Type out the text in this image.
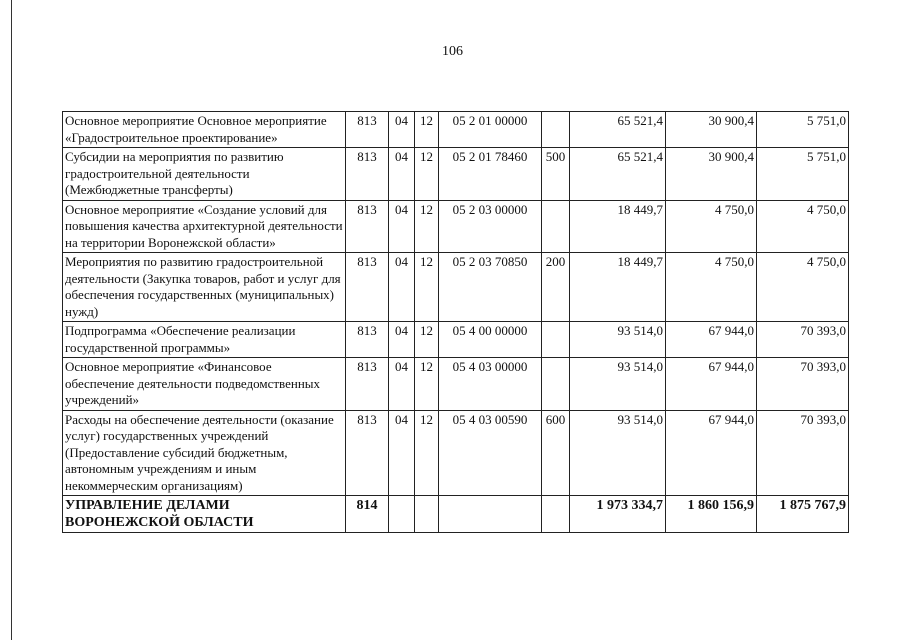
106
Основное мероприятие Основное мероприятие «Градостроительное проектирование»	813	04	12	05 2 01 00000		65 521,4	30 900,4	5 751,0
Субсидии на мероприятия по развитию градостроительной деятельности (Межбюджетные трансферты)	813	04	12	05 2 01 78460	500	65 521,4	30 900,4	5 751,0
Основное мероприятие «Создание условий для повышения качества архитектурной деятельности на территории Воронежской области»	813	04	12	05 2 03 00000		18 449,7	4 750,0	4 750,0
Мероприятия по развитию градостроительной деятельности (Закупка товаров, работ и услуг для обеспечения государственных (муниципальных) нужд)	813	04	12	05 2 03 70850	200	18 449,7	4 750,0	4 750,0
Подпрограмма «Обеспечение реализации государственной программы»	813	04	12	05 4 00 00000		93 514,0	67 944,0	70 393,0
Основное мероприятие «Финансовое обеспечение деятельности подведомственных учреждений»	813	04	12	05 4 03 00000		93 514,0	67 944,0	70 393,0
Расходы на обеспечение деятельности (оказание услуг) государственных учреждений (Предоставление субсидий бюджетным, автономным учреждениям и иным некоммерческим организациям)	813	04	12	05 4 03 00590	600	93 514,0	67 944,0	70 393,0
УПРАВЛЕНИЕ ДЕЛАМИ ВОРОНЕЖСКОЙ ОБЛАСТИ	814					1 973 334,7	1 860 156,9	1 875 767,9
--*--
Transcribe the full listing above exactly as it stands, minus the pictures.

## [Answer in full]
Type out the text in this image.
106
Основное мероприятие Основное мероприятие «Градостроительное проектирование»	813	04	12	05 2 01 00000		65 521,4	30 900,4	5 751,0
Субсидии на мероприятия по развитию градостроительной деятельности (Межбюджетные трансферты)	813	04	12	05 2 01 78460	500	65 521,4	30 900,4	5 751,0
Основное мероприятие «Создание условий для повышения качества архитектурной деятельности на территории Воронежской области»	813	04	12	05 2 03 00000		18 449,7	4 750,0	4 750,0
Мероприятия по развитию градостроительной деятельности (Закупка товаров, работ и услуг для обеспечения государственных (муниципальных) нужд)	813	04	12	05 2 03 70850	200	18 449,7	4 750,0	4 750,0
Подпрограмма «Обеспечение реализации государственной программы»	813	04	12	05 4 00 00000		93 514,0	67 944,0	70 393,0
Основное мероприятие «Финансовое обеспечение деятельности подведомственных учреждений»	813	04	12	05 4 03 00000		93 514,0	67 944,0	70 393,0
Расходы на обеспечение деятельности (оказание услуг) государственных учреждений (Предоставление субсидий бюджетным, автономным учреждениям и иным некоммерческим организациям)	813	04	12	05 4 03 00590	600	93 514,0	67 944,0	70 393,0
УПРАВЛЕНИЕ ДЕЛАМИ ВОРОНЕЖСКОЙ ОБЛАСТИ	814					1 973 334,7	1 860 156,9	1 875 767,9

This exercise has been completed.